- Records provided
--------------------

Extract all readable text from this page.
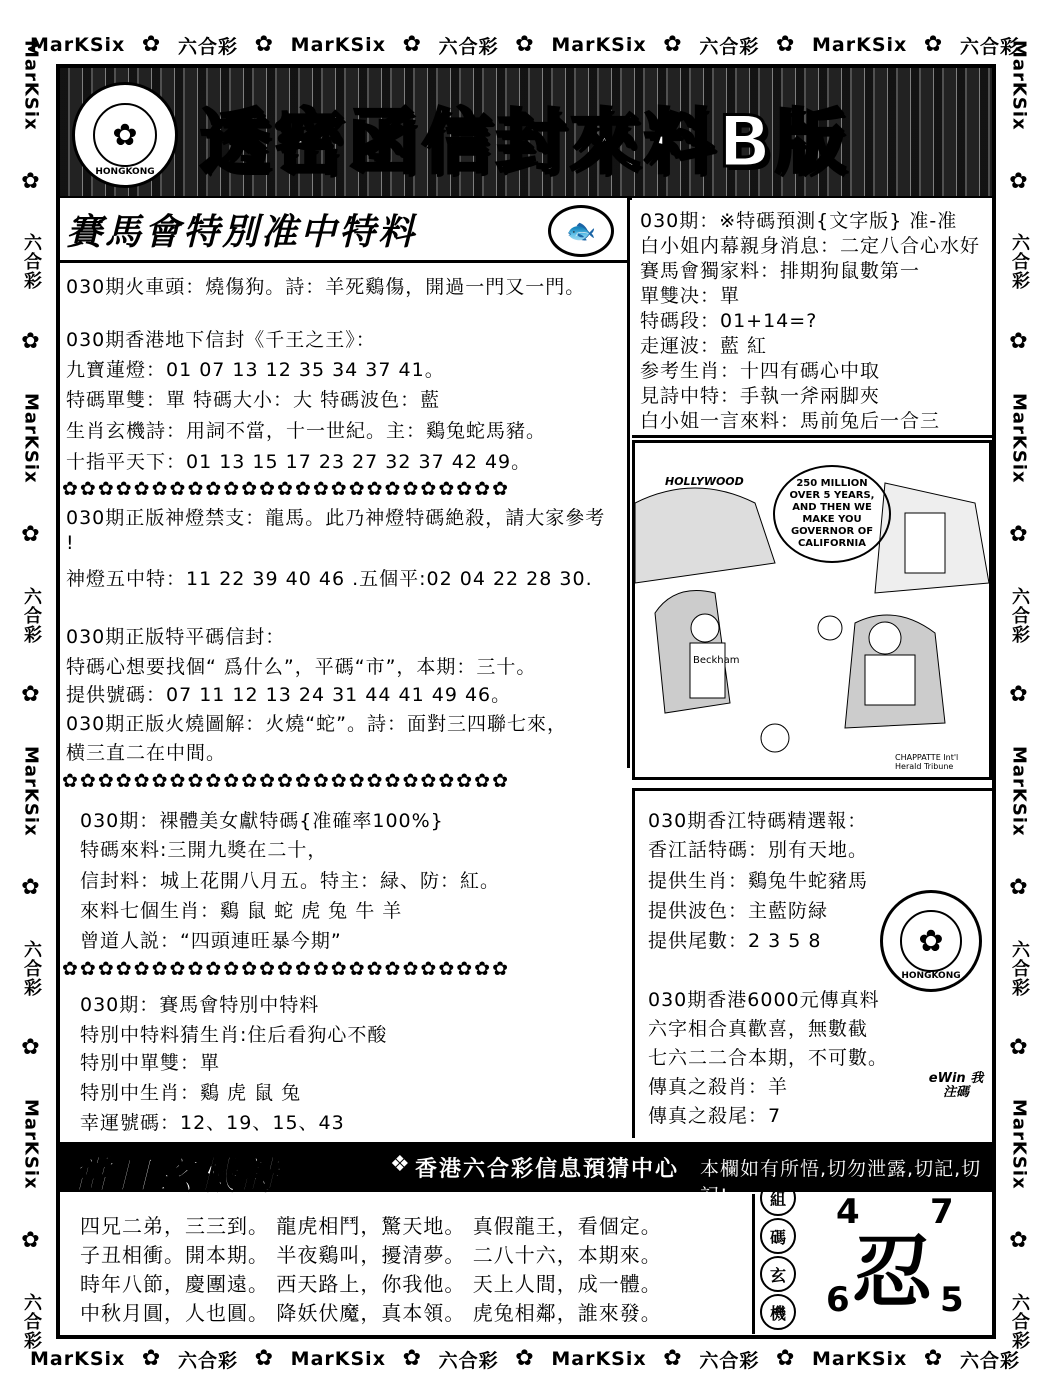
MarKSix ✿ 六合彩 ✿ MarKSix ✿ 六合彩 ✿ MarKSix ✿ 六合彩 ✿ MarKSix ✿ 六合彩
MarKSix ✿ 六合彩 ✿ MarKSix ✿ 六合彩 ✿ MarKSix ✿ 六合彩 ✿ MarKSix ✿ 六合彩
MarKSix
✿
六合彩
✿
MarKSix
✿
六合彩
✿
MarKSix
✿
六合彩
✿
MarKSix
✿
六合彩
MarKSix
✿
六合彩
✿
MarKSix
✿
六合彩
✿
MarKSix
✿
六合彩
✿
MarKSix
✿
六合彩
✿
HONGKONG 透密函信封來料B版
賽馬會特別准中特料	🐟
030期火車頭：燒傷狗。詩：羊死鷄傷，開過一門又一門。
030期香港地下信封《千王之王》：
九寶蓮燈：01 07 13 12 35 34 37 41。
特碼單雙：單 特碼大小：大 特碼波色：藍
生肖玄機詩：用詞不當，十一世紀。主：鷄兔蛇馬豬。
十指平天下：01 13 15 17 23 27 32 37 42 49。
✿✿✿✿✿✿✿✿✿✿✿✿✿✿✿✿✿✿✿✿✿✿✿✿✿
030期正版神燈禁支：龍馬。此乃神燈特碼絶殺，請大家參考
!
神燈五中特：11 22 39 40 46 .五個平:02 04 22 28 30.
030期正版特平碼信封：
特碼心想要找個“ 爲什么”，平碼“市”，本期：三十。
提供號碼：07 11 12 13 24 31 44 41 49 46。
030期正版火燒圖解：火燒“蛇”。詩：面對三四聯七來，
横三直二在中間。
✿✿✿✿✿✿✿✿✿✿✿✿✿✿✿✿✿✿✿✿✿✿✿✿✿
030期：※特碼預測{文字版} 准-准
白小姐内幕親身消息：二定八合心水好
賽馬會獨家料：排期狗鼠數第一
單雙决：單
特碼段：01+14=?
走運波：藍 紅
参考生肖：十四有碼心中取
見詩中特：手執一斧兩脚夾
白小姐一言來料：馬前兔后一合三
HOLLYWOOD	250 MILLION OVER 5 YEARS, AND THEN WE MAKE YOU GOVERNOR OF CALIFORNIA
Beckham
CHAPPATTE Int'l Herald Tribune
030期：裸體美女獻特碼{准確率100%}
特碼來料:三開九獎在二十，
信封料：城上花開八月五。特主：緑、防：紅。
來料七個生肖：鷄 鼠 蛇 虎 兔 牛 羊
曾道人説：“四頭連旺暴今期”
✿✿✿✿✿✿✿✿✿✿✿✿✿✿✿✿✿✿✿✿✿✿✿✿✿
030期：賽馬會特別中特料
特別中特料猜生肖:住后看狗心不酸
特別中單雙：單
特別中生肖：鷄 虎 鼠 兔
幸運號碼：12、19、15、43
030期香江特碼精選報：
香江話特碼：別有天地。
提供生肖：鷄兔牛蛇豬馬
提供波色：主藍防緑
提供尾數：2 3 5 8	✿
HONGKONG
030期香港6000元傳真料
六字相合真歡喜，無數截
七六二二合本期，不可數。
傳真之殺肖：羊
傳真之殺尾：7
eWin 我注碼
當日玄機詩	❖ 香港六合彩信息預猜中心 本欄如有所悟,切勿泄露,切記,切記!
四兄二弟，三三到。 龍虎相鬥，驚天地。 真假龍王，看個定。
子丑相衝。開本期。 半夜鷄叫，擾清夢。 二八十六，本期來。
時年八節，慶團遠。 西天路上，你我他。 天上人間，成一體。
中秋月圓，人也圓。 降妖伏魔，真本領。 虎兔相鄰，誰來發。
組
碼
玄
機
4 7
6	5
忍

--------------------

- What needs to be done
Reproduce the entries exactly. Do not carry over any picture.

- Correct response
Extract all readable text from this page.
MarKSix ✿ 六合彩 ✿ MarKSix ✿ 六合彩 ✿ MarKSix ✿ 六合彩 ✿ MarKSix ✿ 六合彩
MarKSix ✿ 六合彩 ✿ MarKSix ✿ 六合彩 ✿ MarKSix ✿ 六合彩 ✿ MarKSix ✿ 六合彩
MarKSix
✿
六合彩
✿
MarKSix
✿
六合彩
✿
MarKSix
✿
六合彩
✿
MarKSix
✿
六合彩
MarKSix
✿
六合彩
✿
MarKSix
✿
六合彩
✿
MarKSix
✿
六合彩
✿
MarKSix
✿
六合彩
✿
HONGKONG 透密函信封來料B版
賽馬會特別准中特料	🐟
030期火車頭：燒傷狗。詩：羊死鷄傷，開過一門又一門。
030期香港地下信封《千王之王》：
九寶蓮燈：01 07 13 12 35 34 37 41。
特碼單雙：單 特碼大小：大 特碼波色：藍
生肖玄機詩：用詞不當，十一世紀。主：鷄兔蛇馬豬。
十指平天下：01 13 15 17 23 27 32 37 42 49。
✿✿✿✿✿✿✿✿✿✿✿✿✿✿✿✿✿✿✿✿✿✿✿✿✿
030期正版神燈禁支：龍馬。此乃神燈特碼絶殺，請大家參考
!
神燈五中特：11 22 39 40 46 .五個平:02 04 22 28 30.
030期正版特平碼信封：
特碼心想要找個“ 爲什么”，平碼“市”，本期：三十。
提供號碼：07 11 12 13 24 31 44 41 49 46。
030期正版火燒圖解：火燒“蛇”。詩：面對三四聯七來，
横三直二在中間。
✿✿✿✿✿✿✿✿✿✿✿✿✿✿✿✿✿✿✿✿✿✿✿✿✿
030期：※特碼預測{文字版} 准-准
白小姐内幕親身消息：二定八合心水好
賽馬會獨家料：排期狗鼠數第一
單雙决：單
特碼段：01+14=?
走運波：藍 紅
参考生肖：十四有碼心中取
見詩中特：手執一斧兩脚夾
白小姐一言來料：馬前兔后一合三
HOLLYWOOD	250 MILLION OVER 5 YEARS, AND THEN WE MAKE YOU GOVERNOR OF CALIFORNIA
Beckham
CHAPPATTE Int'l Herald Tribune
030期：裸體美女獻特碼{准確率100%}
特碼來料:三開九獎在二十，
信封料：城上花開八月五。特主：緑、防：紅。
來料七個生肖：鷄 鼠 蛇 虎 兔 牛 羊
曾道人説：“四頭連旺暴今期”
✿✿✿✿✿✿✿✿✿✿✿✿✿✿✿✿✿✿✿✿✿✿✿✿✿
030期：賽馬會特別中特料
特別中特料猜生肖:住后看狗心不酸
特別中單雙：單
特別中生肖：鷄 虎 鼠 兔
幸運號碼：12、19、15、43
030期香江特碼精選報：
香江話特碼：別有天地。
提供生肖：鷄兔牛蛇豬馬
提供波色：主藍防緑
提供尾數：2 3 5 8	✿
HONGKONG
030期香港6000元傳真料
六字相合真歡喜，無數截
七六二二合本期，不可數。
傳真之殺肖：羊
傳真之殺尾：7
eWin 我注碼
當日玄機詩	❖ 香港六合彩信息預猜中心 本欄如有所悟,切勿泄露,切記,切記!
四兄二弟，三三到。 龍虎相鬥，驚天地。 真假龍王，看個定。
子丑相衝。開本期。 半夜鷄叫，擾清夢。 二八十六，本期來。
時年八節，慶團遠。 西天路上，你我他。 天上人間，成一體。
中秋月圓，人也圓。 降妖伏魔，真本領。 虎兔相鄰，誰來發。
組
碼
玄
機
4 7
6	5
忍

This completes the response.